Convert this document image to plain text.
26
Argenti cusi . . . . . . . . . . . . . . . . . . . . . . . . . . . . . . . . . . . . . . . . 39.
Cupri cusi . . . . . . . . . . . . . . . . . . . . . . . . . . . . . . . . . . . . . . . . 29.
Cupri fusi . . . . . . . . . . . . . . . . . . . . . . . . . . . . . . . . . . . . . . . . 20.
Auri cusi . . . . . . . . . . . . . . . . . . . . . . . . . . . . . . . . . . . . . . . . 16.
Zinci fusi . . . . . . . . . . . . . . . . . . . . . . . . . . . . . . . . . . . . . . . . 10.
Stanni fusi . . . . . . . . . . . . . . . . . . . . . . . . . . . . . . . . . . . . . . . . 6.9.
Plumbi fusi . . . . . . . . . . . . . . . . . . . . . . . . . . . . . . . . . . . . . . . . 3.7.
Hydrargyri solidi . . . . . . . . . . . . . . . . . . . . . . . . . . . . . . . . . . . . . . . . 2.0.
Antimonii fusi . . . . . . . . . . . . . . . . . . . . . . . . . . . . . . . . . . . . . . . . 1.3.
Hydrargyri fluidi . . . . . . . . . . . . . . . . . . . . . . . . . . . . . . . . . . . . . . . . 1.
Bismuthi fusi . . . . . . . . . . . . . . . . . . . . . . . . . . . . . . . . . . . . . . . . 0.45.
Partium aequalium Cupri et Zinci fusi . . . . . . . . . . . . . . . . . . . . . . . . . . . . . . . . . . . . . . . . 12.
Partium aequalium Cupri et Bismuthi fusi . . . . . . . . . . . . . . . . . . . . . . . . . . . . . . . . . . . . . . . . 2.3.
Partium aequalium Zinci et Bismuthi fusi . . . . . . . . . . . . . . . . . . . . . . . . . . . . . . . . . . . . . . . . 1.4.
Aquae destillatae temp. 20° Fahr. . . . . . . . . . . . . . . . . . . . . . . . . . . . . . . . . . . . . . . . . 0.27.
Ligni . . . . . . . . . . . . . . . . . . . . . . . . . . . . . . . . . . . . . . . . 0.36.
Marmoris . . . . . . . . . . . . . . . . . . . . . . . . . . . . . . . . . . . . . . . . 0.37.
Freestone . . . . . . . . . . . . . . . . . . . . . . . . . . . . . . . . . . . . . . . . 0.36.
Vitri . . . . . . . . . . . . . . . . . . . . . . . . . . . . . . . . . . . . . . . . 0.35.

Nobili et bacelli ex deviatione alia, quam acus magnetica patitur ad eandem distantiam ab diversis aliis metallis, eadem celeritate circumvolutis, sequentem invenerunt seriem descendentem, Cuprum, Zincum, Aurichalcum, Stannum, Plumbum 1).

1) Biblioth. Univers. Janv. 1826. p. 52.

-------------------------

**Work to do**
Without omitting anything, output the entries exactly.

**Written reply**
Convert this document image to plain text.
26
Argenti cusi . . . . . . . . . . . . . . . . . . . . . . . . . . . . . . . . . . . . . . . . 39.
Cupri cusi . . . . . . . . . . . . . . . . . . . . . . . . . . . . . . . . . . . . . . . . 29.
Cupri fusi . . . . . . . . . . . . . . . . . . . . . . . . . . . . . . . . . . . . . . . . 20.
Auri cusi . . . . . . . . . . . . . . . . . . . . . . . . . . . . . . . . . . . . . . . . 16.
Zinci fusi . . . . . . . . . . . . . . . . . . . . . . . . . . . . . . . . . . . . . . . . 10.
Stanni fusi . . . . . . . . . . . . . . . . . . . . . . . . . . . . . . . . . . . . . . . . 6.9.
Plumbi fusi . . . . . . . . . . . . . . . . . . . . . . . . . . . . . . . . . . . . . . . . 3.7.
Hydrargyri solidi . . . . . . . . . . . . . . . . . . . . . . . . . . . . . . . . . . . . . . . . 2.0.
Antimonii fusi . . . . . . . . . . . . . . . . . . . . . . . . . . . . . . . . . . . . . . . . 1.3.
Hydrargyri fluidi . . . . . . . . . . . . . . . . . . . . . . . . . . . . . . . . . . . . . . . . 1.
Bismuthi fusi . . . . . . . . . . . . . . . . . . . . . . . . . . . . . . . . . . . . . . . . 0.45.
Partium aequalium Cupri et Zinci fusi . . . . . . . . . . . . . . . . . . . . . . . . . . . . . . . . . . . . . . . . 12.
Partium aequalium Cupri et Bismuthi fusi . . . . . . . . . . . . . . . . . . . . . . . . . . . . . . . . . . . . . . . . 2.3.
Partium aequalium Zinci et Bismuthi fusi . . . . . . . . . . . . . . . . . . . . . . . . . . . . . . . . . . . . . . . . 1.4.
Aquae destillatae temp. 20° Fahr. . . . . . . . . . . . . . . . . . . . . . . . . . . . . . . . . . . . . . . . . 0.27.
Ligni . . . . . . . . . . . . . . . . . . . . . . . . . . . . . . . . . . . . . . . . 0.36.
Marmoris . . . . . . . . . . . . . . . . . . . . . . . . . . . . . . . . . . . . . . . . 0.37.
Freestone . . . . . . . . . . . . . . . . . . . . . . . . . . . . . . . . . . . . . . . . 0.36.
Vitri . . . . . . . . . . . . . . . . . . . . . . . . . . . . . . . . . . . . . . . . 0.35.

Nobili et bacelli ex deviatione alia, quam acus magnetica patitur ad eandem distantiam ab diversis aliis metallis, eadem celeritate circumvolutis, sequentem invenerunt seriem descendentem, Cuprum, Zincum, Aurichalcum, Stannum, Plumbum 1).

1) Biblioth. Univers. Janv. 1826. p. 52.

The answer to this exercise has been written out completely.